■ **Task objective**: In the records below, find each line with "perspektiv" and copy it.

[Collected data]
═══

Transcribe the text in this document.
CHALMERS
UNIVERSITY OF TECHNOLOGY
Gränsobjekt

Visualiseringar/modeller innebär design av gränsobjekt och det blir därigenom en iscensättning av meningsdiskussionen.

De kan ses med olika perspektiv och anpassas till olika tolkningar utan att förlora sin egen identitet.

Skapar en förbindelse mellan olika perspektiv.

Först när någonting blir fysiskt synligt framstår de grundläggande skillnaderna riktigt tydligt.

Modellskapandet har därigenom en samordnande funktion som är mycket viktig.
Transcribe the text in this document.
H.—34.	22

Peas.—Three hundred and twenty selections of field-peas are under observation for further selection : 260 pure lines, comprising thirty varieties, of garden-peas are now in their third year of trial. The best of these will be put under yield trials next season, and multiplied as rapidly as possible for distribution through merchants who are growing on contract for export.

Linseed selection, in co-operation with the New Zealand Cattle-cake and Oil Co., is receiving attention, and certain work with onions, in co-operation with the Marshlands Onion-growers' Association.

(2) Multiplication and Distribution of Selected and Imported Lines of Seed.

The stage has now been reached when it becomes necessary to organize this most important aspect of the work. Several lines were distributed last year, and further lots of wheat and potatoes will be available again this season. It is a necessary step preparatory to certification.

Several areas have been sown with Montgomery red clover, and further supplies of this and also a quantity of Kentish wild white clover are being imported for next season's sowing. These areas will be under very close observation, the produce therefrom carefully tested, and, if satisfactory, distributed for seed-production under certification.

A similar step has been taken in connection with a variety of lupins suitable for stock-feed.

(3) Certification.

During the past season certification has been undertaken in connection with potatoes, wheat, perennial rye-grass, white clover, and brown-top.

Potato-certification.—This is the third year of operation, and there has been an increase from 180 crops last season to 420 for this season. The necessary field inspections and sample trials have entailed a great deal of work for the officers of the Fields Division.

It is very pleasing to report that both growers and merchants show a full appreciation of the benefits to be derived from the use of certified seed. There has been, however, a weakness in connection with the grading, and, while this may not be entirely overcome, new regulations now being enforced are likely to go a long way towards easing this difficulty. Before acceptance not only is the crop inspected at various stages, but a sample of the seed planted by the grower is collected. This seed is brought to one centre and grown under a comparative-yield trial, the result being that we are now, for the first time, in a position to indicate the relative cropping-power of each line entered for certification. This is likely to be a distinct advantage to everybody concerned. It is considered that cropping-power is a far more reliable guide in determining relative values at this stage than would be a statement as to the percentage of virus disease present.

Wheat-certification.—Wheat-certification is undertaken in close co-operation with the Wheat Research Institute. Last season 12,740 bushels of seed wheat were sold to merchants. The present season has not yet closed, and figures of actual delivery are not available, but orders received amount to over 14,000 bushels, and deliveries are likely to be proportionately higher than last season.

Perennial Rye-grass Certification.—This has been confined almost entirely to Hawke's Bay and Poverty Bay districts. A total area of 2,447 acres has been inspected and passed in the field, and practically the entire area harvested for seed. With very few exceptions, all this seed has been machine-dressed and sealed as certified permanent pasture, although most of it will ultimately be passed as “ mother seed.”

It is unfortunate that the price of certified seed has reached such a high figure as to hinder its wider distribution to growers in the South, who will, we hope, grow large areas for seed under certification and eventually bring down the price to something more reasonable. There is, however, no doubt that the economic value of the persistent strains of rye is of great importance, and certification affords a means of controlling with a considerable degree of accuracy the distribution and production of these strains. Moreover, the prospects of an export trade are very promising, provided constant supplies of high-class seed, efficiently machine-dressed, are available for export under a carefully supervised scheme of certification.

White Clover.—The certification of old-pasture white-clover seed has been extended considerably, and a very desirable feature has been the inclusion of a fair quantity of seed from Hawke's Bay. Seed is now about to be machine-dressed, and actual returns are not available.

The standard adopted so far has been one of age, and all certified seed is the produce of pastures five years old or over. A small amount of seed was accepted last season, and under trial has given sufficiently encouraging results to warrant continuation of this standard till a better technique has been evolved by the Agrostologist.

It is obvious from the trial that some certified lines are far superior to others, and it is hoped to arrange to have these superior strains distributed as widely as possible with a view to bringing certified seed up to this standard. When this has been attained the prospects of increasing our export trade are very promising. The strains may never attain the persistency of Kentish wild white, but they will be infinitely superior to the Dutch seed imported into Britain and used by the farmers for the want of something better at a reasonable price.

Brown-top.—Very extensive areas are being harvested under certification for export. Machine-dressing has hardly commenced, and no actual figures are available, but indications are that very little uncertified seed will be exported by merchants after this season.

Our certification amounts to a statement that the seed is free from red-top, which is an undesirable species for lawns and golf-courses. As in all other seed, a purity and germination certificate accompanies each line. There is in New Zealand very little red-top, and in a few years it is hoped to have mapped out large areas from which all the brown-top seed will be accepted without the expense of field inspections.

═══

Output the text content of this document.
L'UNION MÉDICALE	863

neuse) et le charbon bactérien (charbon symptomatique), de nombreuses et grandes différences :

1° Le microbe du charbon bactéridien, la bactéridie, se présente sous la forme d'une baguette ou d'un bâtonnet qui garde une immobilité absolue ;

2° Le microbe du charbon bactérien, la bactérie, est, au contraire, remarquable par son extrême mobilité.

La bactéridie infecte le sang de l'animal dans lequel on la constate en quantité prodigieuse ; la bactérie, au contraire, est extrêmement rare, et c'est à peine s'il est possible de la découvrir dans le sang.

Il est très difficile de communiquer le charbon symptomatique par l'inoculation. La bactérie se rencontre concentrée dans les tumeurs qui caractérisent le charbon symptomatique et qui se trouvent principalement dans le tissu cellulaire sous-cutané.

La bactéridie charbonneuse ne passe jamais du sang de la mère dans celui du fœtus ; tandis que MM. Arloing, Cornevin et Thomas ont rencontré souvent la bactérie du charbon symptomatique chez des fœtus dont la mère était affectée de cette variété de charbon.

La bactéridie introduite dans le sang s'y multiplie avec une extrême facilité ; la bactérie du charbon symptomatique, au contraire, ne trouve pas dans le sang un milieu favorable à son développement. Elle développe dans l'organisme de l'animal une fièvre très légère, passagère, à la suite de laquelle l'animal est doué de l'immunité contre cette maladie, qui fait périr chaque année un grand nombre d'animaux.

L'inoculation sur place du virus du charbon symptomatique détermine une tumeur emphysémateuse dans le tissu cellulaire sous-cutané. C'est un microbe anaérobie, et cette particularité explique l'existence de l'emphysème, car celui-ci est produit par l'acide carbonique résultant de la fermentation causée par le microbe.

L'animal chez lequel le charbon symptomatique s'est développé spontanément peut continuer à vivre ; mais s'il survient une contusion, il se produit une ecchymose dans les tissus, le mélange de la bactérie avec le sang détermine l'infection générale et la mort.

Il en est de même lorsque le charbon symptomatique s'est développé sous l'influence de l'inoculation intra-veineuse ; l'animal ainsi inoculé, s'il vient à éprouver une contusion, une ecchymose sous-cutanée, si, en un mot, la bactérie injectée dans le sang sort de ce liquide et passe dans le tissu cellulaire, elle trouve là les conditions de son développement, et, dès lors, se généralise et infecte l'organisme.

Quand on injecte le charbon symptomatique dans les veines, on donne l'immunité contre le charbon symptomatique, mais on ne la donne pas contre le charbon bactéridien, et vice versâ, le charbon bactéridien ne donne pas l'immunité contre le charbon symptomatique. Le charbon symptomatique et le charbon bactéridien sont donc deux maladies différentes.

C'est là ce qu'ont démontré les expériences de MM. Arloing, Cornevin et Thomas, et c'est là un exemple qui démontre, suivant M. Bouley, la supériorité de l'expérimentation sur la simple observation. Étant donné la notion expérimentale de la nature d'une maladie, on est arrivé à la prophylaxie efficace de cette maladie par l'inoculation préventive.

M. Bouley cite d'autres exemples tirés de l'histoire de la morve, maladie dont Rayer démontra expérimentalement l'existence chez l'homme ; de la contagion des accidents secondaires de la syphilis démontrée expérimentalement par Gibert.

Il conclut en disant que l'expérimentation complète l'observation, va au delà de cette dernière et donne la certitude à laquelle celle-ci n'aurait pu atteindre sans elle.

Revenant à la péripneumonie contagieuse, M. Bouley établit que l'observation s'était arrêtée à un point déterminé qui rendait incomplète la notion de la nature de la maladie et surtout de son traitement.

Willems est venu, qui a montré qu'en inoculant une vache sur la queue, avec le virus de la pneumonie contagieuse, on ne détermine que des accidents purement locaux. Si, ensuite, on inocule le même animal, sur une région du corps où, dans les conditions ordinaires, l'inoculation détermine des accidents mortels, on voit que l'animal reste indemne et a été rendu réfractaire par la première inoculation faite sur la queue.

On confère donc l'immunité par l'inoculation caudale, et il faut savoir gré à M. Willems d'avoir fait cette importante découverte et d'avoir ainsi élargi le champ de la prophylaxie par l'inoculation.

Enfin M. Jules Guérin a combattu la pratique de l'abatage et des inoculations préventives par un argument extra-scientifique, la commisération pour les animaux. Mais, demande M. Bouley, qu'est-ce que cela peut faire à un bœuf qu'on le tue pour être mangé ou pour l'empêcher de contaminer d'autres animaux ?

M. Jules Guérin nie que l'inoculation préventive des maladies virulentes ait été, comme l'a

═══

■ **Problem solution**:
De kan ses med olika perspektiv och anpassas till olika tolkningar utan att förlora sin egen identitet.
Skapar en förbindelse mellan olika perspektiv.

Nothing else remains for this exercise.